** start of Extracted entries **

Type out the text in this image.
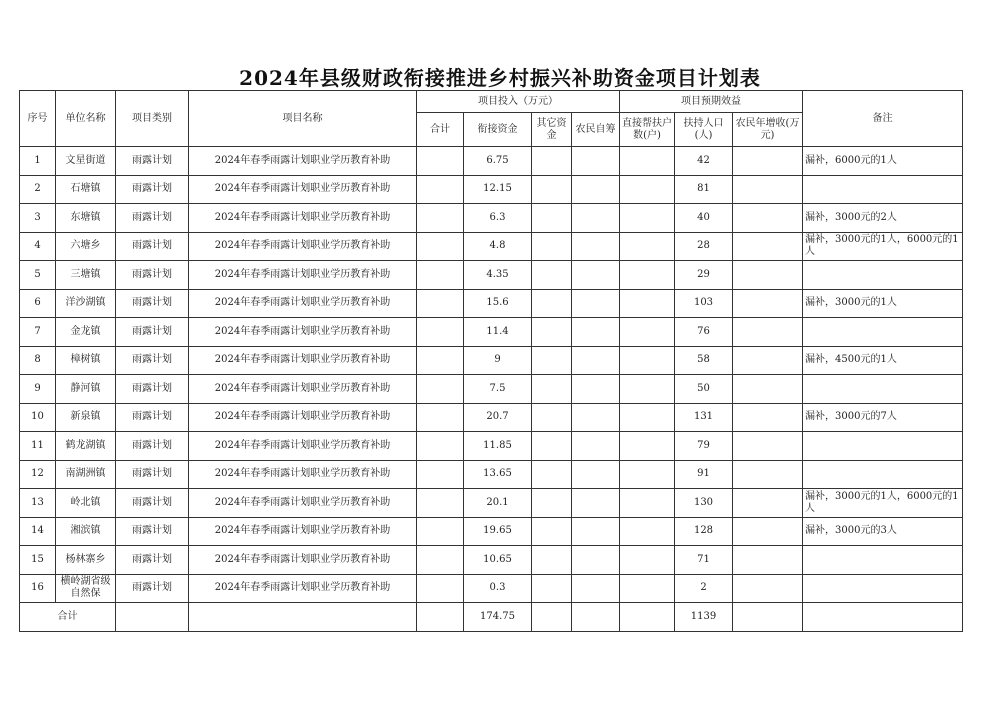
2024年县级财政衔接推进乡村振兴补助资金项目计划表
序号	单位名称	项目类别	项目名称	项目投入（万元）				项目预期效益			备注
				合计	衔接资金	其它资金	农民自筹	直接帮扶户数(户)	扶持人口(人)	农民年增收(万元)	
1	文星街道	雨露计划	2024年春季雨露计划职业学历教育补助		6.75				42		漏补，6000元的1人
2	石塘镇	雨露计划	2024年春季雨露计划职业学历教育补助		12.15				81		
3	东塘镇	雨露计划	2024年春季雨露计划职业学历教育补助		6.3				40		漏补，3000元的2人
4	六塘乡	雨露计划	2024年春季雨露计划职业学历教育补助		4.8				28		漏补，3000元的1人，6000元的1人
5	三塘镇	雨露计划	2024年春季雨露计划职业学历教育补助		4.35				29		
6	洋沙湖镇	雨露计划	2024年春季雨露计划职业学历教育补助		15.6				103		漏补，3000元的1人
7	金龙镇	雨露计划	2024年春季雨露计划职业学历教育补助		11.4				76		
8	樟树镇	雨露计划	2024年春季雨露计划职业学历教育补助		9				58		漏补，4500元的1人
9	静河镇	雨露计划	2024年春季雨露计划职业学历教育补助		7.5				50		
10	新泉镇	雨露计划	2024年春季雨露计划职业学历教育补助		20.7				131		漏补，3000元的7人
11	鹤龙湖镇	雨露计划	2024年春季雨露计划职业学历教育补助		11.85				79		
12	南湖洲镇	雨露计划	2024年春季雨露计划职业学历教育补助		13.65				91		
13	岭北镇	雨露计划	2024年春季雨露计划职业学历教育补助		20.1				130		漏补，3000元的1人，6000元的1人
14	湘滨镇	雨露计划	2024年春季雨露计划职业学历教育补助		19.65				128		漏补，3000元的3人
15	杨林寨乡	雨露计划	2024年春季雨露计划职业学历教育补助		10.65				71		
16	横岭湖省级自然保	雨露计划	2024年春季雨露计划职业学历教育补助		0.3				2		
合计					174.75				1139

** end of Extracted entries **

Set down the records in full and exactly. Do not carry over any image.

◆ Written response:
Type out the text in this image.
2024年县级财政衔接推进乡村振兴补助资金项目计划表
序号	单位名称	项目类别	项目名称	项目投入（万元）				项目预期效益			备注
				合计	衔接资金	其它资金	农民自筹	直接帮扶户数(户)	扶持人口(人)	农民年增收(万元)	
1	文星街道	雨露计划	2024年春季雨露计划职业学历教育补助		6.75				42		漏补，6000元的1人
2	石塘镇	雨露计划	2024年春季雨露计划职业学历教育补助		12.15				81		
3	东塘镇	雨露计划	2024年春季雨露计划职业学历教育补助		6.3				40		漏补，3000元的2人
4	六塘乡	雨露计划	2024年春季雨露计划职业学历教育补助		4.8				28		漏补，3000元的1人，6000元的1人
5	三塘镇	雨露计划	2024年春季雨露计划职业学历教育补助		4.35				29		
6	洋沙湖镇	雨露计划	2024年春季雨露计划职业学历教育补助		15.6				103		漏补，3000元的1人
7	金龙镇	雨露计划	2024年春季雨露计划职业学历教育补助		11.4				76		
8	樟树镇	雨露计划	2024年春季雨露计划职业学历教育补助		9				58		漏补，4500元的1人
9	静河镇	雨露计划	2024年春季雨露计划职业学历教育补助		7.5				50		
10	新泉镇	雨露计划	2024年春季雨露计划职业学历教育补助		20.7				131		漏补，3000元的7人
11	鹤龙湖镇	雨露计划	2024年春季雨露计划职业学历教育补助		11.85				79		
12	南湖洲镇	雨露计划	2024年春季雨露计划职业学历教育补助		13.65				91		
13	岭北镇	雨露计划	2024年春季雨露计划职业学历教育补助		20.1				130		漏补，3000元的1人，6000元的1人
14	湘滨镇	雨露计划	2024年春季雨露计划职业学历教育补助		19.65				128		漏补，3000元的3人
15	杨林寨乡	雨露计划	2024年春季雨露计划职业学历教育补助		10.65				71		
16	横岭湖省级自然保	雨露计划	2024年春季雨露计划职业学历教育补助		0.3				2		
合计					174.75				1139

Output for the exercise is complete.